Excerpts from a figure dataset
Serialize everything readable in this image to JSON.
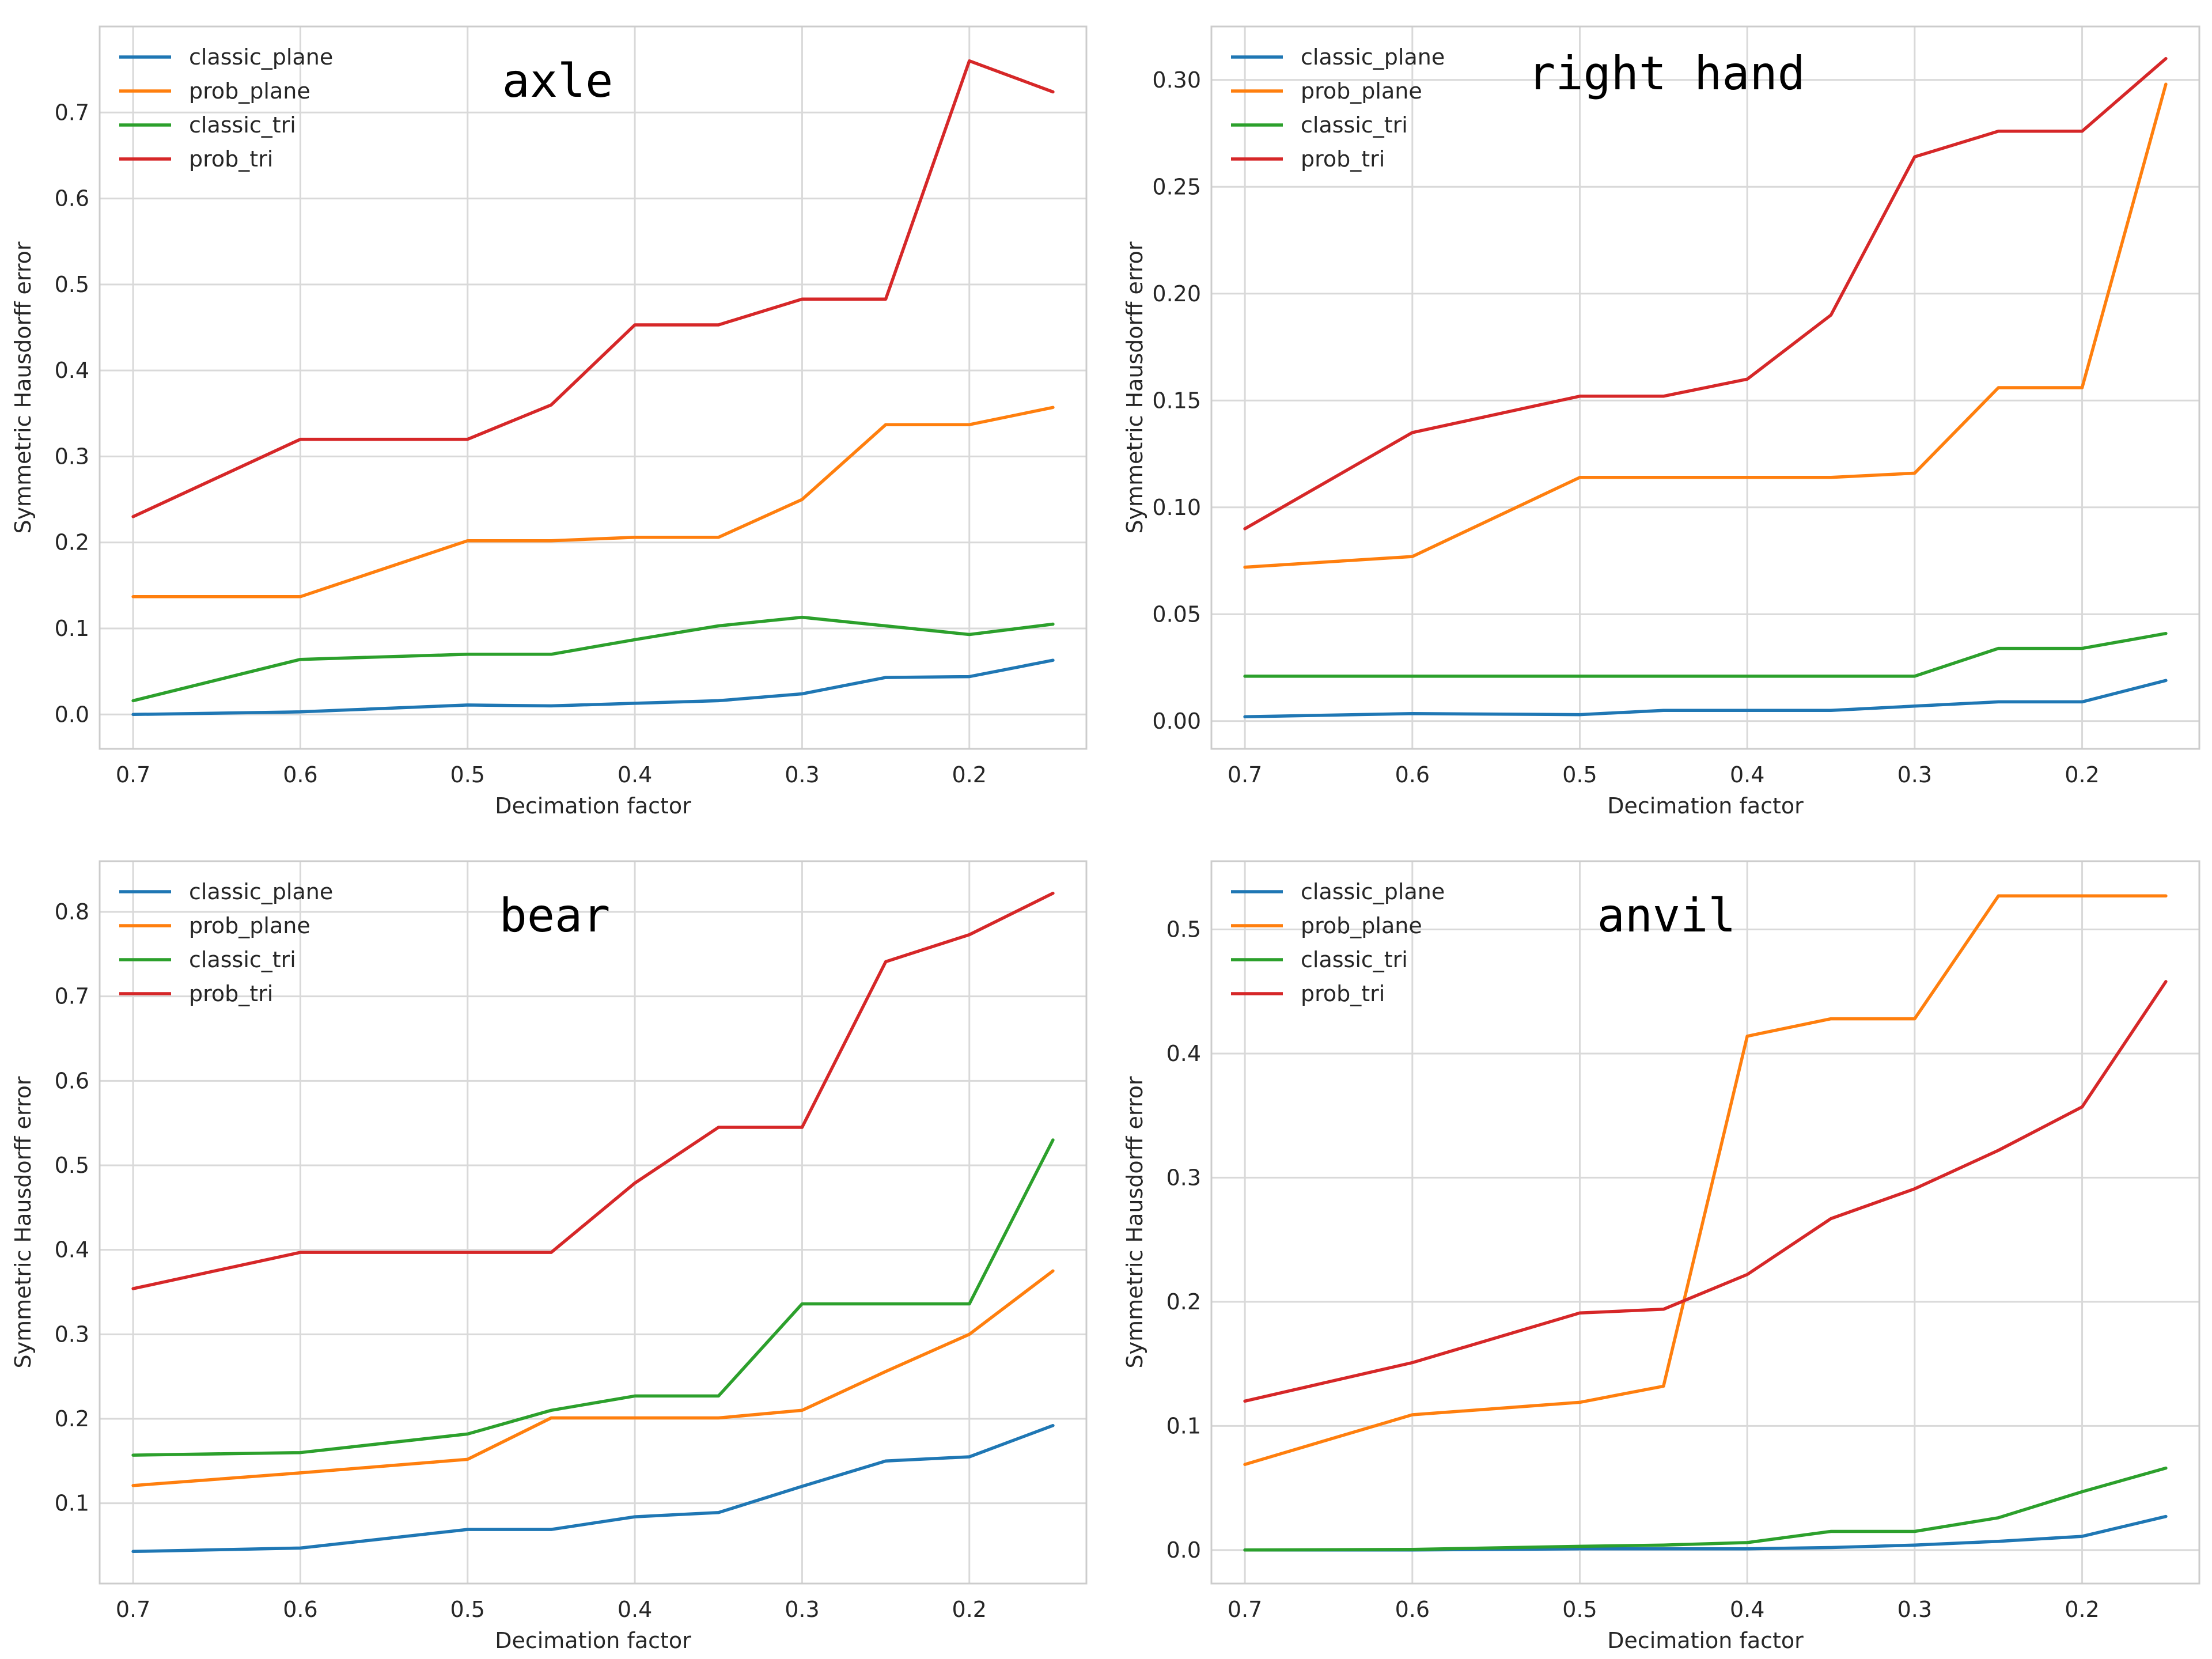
{
  "figure": {
    "background": "#ffffff",
    "panel_background": "#ffffff",
    "grid_color": "#d9d9d9",
    "frame_color": "#cccccc"
  },
  "chart_data": [
    {
      "type": "line",
      "title": "axle",
      "xlabel": "Decimation factor",
      "ylabel": "Symmetric Hausdorff error",
      "x": [
        0.7,
        0.6,
        0.5,
        0.45,
        0.4,
        0.35,
        0.3,
        0.25,
        0.2,
        0.15
      ],
      "xlim": [
        0.72,
        0.13
      ],
      "xticks": [
        "0.7",
        "0.6",
        "0.5",
        "0.4",
        "0.3",
        "0.2"
      ],
      "ylim": [
        -0.04,
        0.8
      ],
      "yticks": [
        "0.0",
        "0.1",
        "0.2",
        "0.3",
        "0.4",
        "0.5",
        "0.6",
        "0.7"
      ],
      "grid": true,
      "legend": "top-left",
      "series": [
        {
          "name": "classic_plane",
          "color": "#1f77b4",
          "values": [
            0.0,
            0.003,
            0.011,
            0.01,
            0.013,
            0.016,
            0.024,
            0.043,
            0.044,
            0.063
          ]
        },
        {
          "name": "prob_plane",
          "color": "#ff7f0e",
          "values": [
            0.137,
            0.137,
            0.202,
            0.202,
            0.206,
            0.206,
            0.25,
            0.337,
            0.337,
            0.357
          ]
        },
        {
          "name": "classic_tri",
          "color": "#2ca02c",
          "values": [
            0.016,
            0.064,
            0.07,
            0.07,
            0.087,
            0.103,
            0.113,
            0.103,
            0.093,
            0.105
          ]
        },
        {
          "name": "prob_tri",
          "color": "#d62728",
          "values": [
            0.23,
            0.32,
            0.32,
            0.36,
            0.453,
            0.453,
            0.483,
            0.483,
            0.76,
            0.724
          ]
        }
      ]
    },
    {
      "type": "line",
      "title": "right hand",
      "xlabel": "Decimation factor",
      "ylabel": "Symmetric Hausdorff error",
      "x": [
        0.7,
        0.6,
        0.5,
        0.45,
        0.4,
        0.35,
        0.3,
        0.25,
        0.2,
        0.15
      ],
      "xlim": [
        0.72,
        0.13
      ],
      "xticks": [
        "0.7",
        "0.6",
        "0.5",
        "0.4",
        "0.3",
        "0.2"
      ],
      "ylim": [
        -0.013,
        0.325
      ],
      "yticks": [
        "0.00",
        "0.05",
        "0.10",
        "0.15",
        "0.20",
        "0.25",
        "0.30"
      ],
      "grid": true,
      "legend": "top-left",
      "series": [
        {
          "name": "classic_plane",
          "color": "#1f77b4",
          "values": [
            0.002,
            0.0035,
            0.003,
            0.005,
            0.005,
            0.005,
            0.007,
            0.009,
            0.009,
            0.019
          ]
        },
        {
          "name": "prob_plane",
          "color": "#ff7f0e",
          "values": [
            0.072,
            0.077,
            0.114,
            0.114,
            0.114,
            0.114,
            0.116,
            0.156,
            0.156,
            0.298
          ]
        },
        {
          "name": "classic_tri",
          "color": "#2ca02c",
          "values": [
            0.021,
            0.021,
            0.021,
            0.021,
            0.021,
            0.021,
            0.021,
            0.034,
            0.034,
            0.041
          ]
        },
        {
          "name": "prob_tri",
          "color": "#d62728",
          "values": [
            0.09,
            0.135,
            0.152,
            0.152,
            0.16,
            0.19,
            0.264,
            0.276,
            0.276,
            0.31
          ]
        }
      ]
    },
    {
      "type": "line",
      "title": "bear",
      "xlabel": "Decimation factor",
      "ylabel": "Symmetric Hausdorff error",
      "x": [
        0.7,
        0.6,
        0.5,
        0.45,
        0.4,
        0.35,
        0.3,
        0.25,
        0.2,
        0.15
      ],
      "xlim": [
        0.72,
        0.13
      ],
      "xticks": [
        "0.7",
        "0.6",
        "0.5",
        "0.4",
        "0.3",
        "0.2"
      ],
      "ylim": [
        0.005,
        0.86
      ],
      "yticks": [
        "0.1",
        "0.2",
        "0.3",
        "0.4",
        "0.5",
        "0.6",
        "0.7",
        "0.8"
      ],
      "grid": true,
      "legend": "top-left",
      "series": [
        {
          "name": "classic_plane",
          "color": "#1f77b4",
          "values": [
            0.043,
            0.047,
            0.069,
            0.069,
            0.084,
            0.089,
            0.12,
            0.15,
            0.155,
            0.192
          ]
        },
        {
          "name": "prob_plane",
          "color": "#ff7f0e",
          "values": [
            0.121,
            0.136,
            0.152,
            0.201,
            0.201,
            0.201,
            0.21,
            0.256,
            0.3,
            0.375
          ]
        },
        {
          "name": "classic_tri",
          "color": "#2ca02c",
          "values": [
            0.157,
            0.16,
            0.182,
            0.21,
            0.227,
            0.227,
            0.336,
            0.336,
            0.336,
            0.53
          ]
        },
        {
          "name": "prob_tri",
          "color": "#d62728",
          "values": [
            0.354,
            0.397,
            0.397,
            0.397,
            0.479,
            0.545,
            0.545,
            0.741,
            0.773,
            0.822
          ]
        }
      ]
    },
    {
      "type": "line",
      "title": "anvil",
      "xlabel": "Decimation factor",
      "ylabel": "Symmetric Hausdorff error",
      "x": [
        0.7,
        0.6,
        0.5,
        0.45,
        0.4,
        0.35,
        0.3,
        0.25,
        0.2,
        0.15
      ],
      "xlim": [
        0.72,
        0.13
      ],
      "xticks": [
        "0.7",
        "0.6",
        "0.5",
        "0.4",
        "0.3",
        "0.2"
      ],
      "ylim": [
        -0.027,
        0.555
      ],
      "yticks": [
        "0.0",
        "0.1",
        "0.2",
        "0.3",
        "0.4",
        "0.5"
      ],
      "grid": true,
      "legend": "top-left",
      "series": [
        {
          "name": "classic_plane",
          "color": "#1f77b4",
          "values": [
            0.0,
            0.0,
            0.001,
            0.001,
            0.001,
            0.002,
            0.004,
            0.007,
            0.011,
            0.027
          ]
        },
        {
          "name": "prob_plane",
          "color": "#ff7f0e",
          "values": [
            0.069,
            0.109,
            0.119,
            0.132,
            0.414,
            0.428,
            0.428,
            0.527,
            0.527,
            0.527
          ]
        },
        {
          "name": "classic_tri",
          "color": "#2ca02c",
          "values": [
            0.0,
            0.0005,
            0.003,
            0.004,
            0.006,
            0.015,
            0.015,
            0.026,
            0.047,
            0.066
          ]
        },
        {
          "name": "prob_tri",
          "color": "#d62728",
          "values": [
            0.12,
            0.151,
            0.191,
            0.194,
            0.222,
            0.267,
            0.291,
            0.322,
            0.357,
            0.458
          ]
        }
      ]
    }
  ]
}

[WORK TO BE COMPLETED]: Return the full material word for word. Do not include the pictures.

[ANSWER TO THE TASK]:
Serialize everything readable in this image to JSON.
{
  "figure": {
    "background": "#ffffff",
    "panel_background": "#ffffff",
    "grid_color": "#d9d9d9",
    "frame_color": "#cccccc"
  },
  "chart_data": [
    {
      "type": "line",
      "title": "axle",
      "xlabel": "Decimation factor",
      "ylabel": "Symmetric Hausdorff error",
      "x": [
        0.7,
        0.6,
        0.5,
        0.45,
        0.4,
        0.35,
        0.3,
        0.25,
        0.2,
        0.15
      ],
      "xlim": [
        0.72,
        0.13
      ],
      "xticks": [
        "0.7",
        "0.6",
        "0.5",
        "0.4",
        "0.3",
        "0.2"
      ],
      "ylim": [
        -0.04,
        0.8
      ],
      "yticks": [
        "0.0",
        "0.1",
        "0.2",
        "0.3",
        "0.4",
        "0.5",
        "0.6",
        "0.7"
      ],
      "grid": true,
      "legend": "top-left",
      "series": [
        {
          "name": "classic_plane",
          "color": "#1f77b4",
          "values": [
            0.0,
            0.003,
            0.011,
            0.01,
            0.013,
            0.016,
            0.024,
            0.043,
            0.044,
            0.063
          ]
        },
        {
          "name": "prob_plane",
          "color": "#ff7f0e",
          "values": [
            0.137,
            0.137,
            0.202,
            0.202,
            0.206,
            0.206,
            0.25,
            0.337,
            0.337,
            0.357
          ]
        },
        {
          "name": "classic_tri",
          "color": "#2ca02c",
          "values": [
            0.016,
            0.064,
            0.07,
            0.07,
            0.087,
            0.103,
            0.113,
            0.103,
            0.093,
            0.105
          ]
        },
        {
          "name": "prob_tri",
          "color": "#d62728",
          "values": [
            0.23,
            0.32,
            0.32,
            0.36,
            0.453,
            0.453,
            0.483,
            0.483,
            0.76,
            0.724
          ]
        }
      ]
    },
    {
      "type": "line",
      "title": "right hand",
      "xlabel": "Decimation factor",
      "ylabel": "Symmetric Hausdorff error",
      "x": [
        0.7,
        0.6,
        0.5,
        0.45,
        0.4,
        0.35,
        0.3,
        0.25,
        0.2,
        0.15
      ],
      "xlim": [
        0.72,
        0.13
      ],
      "xticks": [
        "0.7",
        "0.6",
        "0.5",
        "0.4",
        "0.3",
        "0.2"
      ],
      "ylim": [
        -0.013,
        0.325
      ],
      "yticks": [
        "0.00",
        "0.05",
        "0.10",
        "0.15",
        "0.20",
        "0.25",
        "0.30"
      ],
      "grid": true,
      "legend": "top-left",
      "series": [
        {
          "name": "classic_plane",
          "color": "#1f77b4",
          "values": [
            0.002,
            0.0035,
            0.003,
            0.005,
            0.005,
            0.005,
            0.007,
            0.009,
            0.009,
            0.019
          ]
        },
        {
          "name": "prob_plane",
          "color": "#ff7f0e",
          "values": [
            0.072,
            0.077,
            0.114,
            0.114,
            0.114,
            0.114,
            0.116,
            0.156,
            0.156,
            0.298
          ]
        },
        {
          "name": "classic_tri",
          "color": "#2ca02c",
          "values": [
            0.021,
            0.021,
            0.021,
            0.021,
            0.021,
            0.021,
            0.021,
            0.034,
            0.034,
            0.041
          ]
        },
        {
          "name": "prob_tri",
          "color": "#d62728",
          "values": [
            0.09,
            0.135,
            0.152,
            0.152,
            0.16,
            0.19,
            0.264,
            0.276,
            0.276,
            0.31
          ]
        }
      ]
    },
    {
      "type": "line",
      "title": "bear",
      "xlabel": "Decimation factor",
      "ylabel": "Symmetric Hausdorff error",
      "x": [
        0.7,
        0.6,
        0.5,
        0.45,
        0.4,
        0.35,
        0.3,
        0.25,
        0.2,
        0.15
      ],
      "xlim": [
        0.72,
        0.13
      ],
      "xticks": [
        "0.7",
        "0.6",
        "0.5",
        "0.4",
        "0.3",
        "0.2"
      ],
      "ylim": [
        0.005,
        0.86
      ],
      "yticks": [
        "0.1",
        "0.2",
        "0.3",
        "0.4",
        "0.5",
        "0.6",
        "0.7",
        "0.8"
      ],
      "grid": true,
      "legend": "top-left",
      "series": [
        {
          "name": "classic_plane",
          "color": "#1f77b4",
          "values": [
            0.043,
            0.047,
            0.069,
            0.069,
            0.084,
            0.089,
            0.12,
            0.15,
            0.155,
            0.192
          ]
        },
        {
          "name": "prob_plane",
          "color": "#ff7f0e",
          "values": [
            0.121,
            0.136,
            0.152,
            0.201,
            0.201,
            0.201,
            0.21,
            0.256,
            0.3,
            0.375
          ]
        },
        {
          "name": "classic_tri",
          "color": "#2ca02c",
          "values": [
            0.157,
            0.16,
            0.182,
            0.21,
            0.227,
            0.227,
            0.336,
            0.336,
            0.336,
            0.53
          ]
        },
        {
          "name": "prob_tri",
          "color": "#d62728",
          "values": [
            0.354,
            0.397,
            0.397,
            0.397,
            0.479,
            0.545,
            0.545,
            0.741,
            0.773,
            0.822
          ]
        }
      ]
    },
    {
      "type": "line",
      "title": "anvil",
      "xlabel": "Decimation factor",
      "ylabel": "Symmetric Hausdorff error",
      "x": [
        0.7,
        0.6,
        0.5,
        0.45,
        0.4,
        0.35,
        0.3,
        0.25,
        0.2,
        0.15
      ],
      "xlim": [
        0.72,
        0.13
      ],
      "xticks": [
        "0.7",
        "0.6",
        "0.5",
        "0.4",
        "0.3",
        "0.2"
      ],
      "ylim": [
        -0.027,
        0.555
      ],
      "yticks": [
        "0.0",
        "0.1",
        "0.2",
        "0.3",
        "0.4",
        "0.5"
      ],
      "grid": true,
      "legend": "top-left",
      "series": [
        {
          "name": "classic_plane",
          "color": "#1f77b4",
          "values": [
            0.0,
            0.0,
            0.001,
            0.001,
            0.001,
            0.002,
            0.004,
            0.007,
            0.011,
            0.027
          ]
        },
        {
          "name": "prob_plane",
          "color": "#ff7f0e",
          "values": [
            0.069,
            0.109,
            0.119,
            0.132,
            0.414,
            0.428,
            0.428,
            0.527,
            0.527,
            0.527
          ]
        },
        {
          "name": "classic_tri",
          "color": "#2ca02c",
          "values": [
            0.0,
            0.0005,
            0.003,
            0.004,
            0.006,
            0.015,
            0.015,
            0.026,
            0.047,
            0.066
          ]
        },
        {
          "name": "prob_tri",
          "color": "#d62728",
          "values": [
            0.12,
            0.151,
            0.191,
            0.194,
            0.222,
            0.267,
            0.291,
            0.322,
            0.357,
            0.458
          ]
        }
      ]
    }
  ]
}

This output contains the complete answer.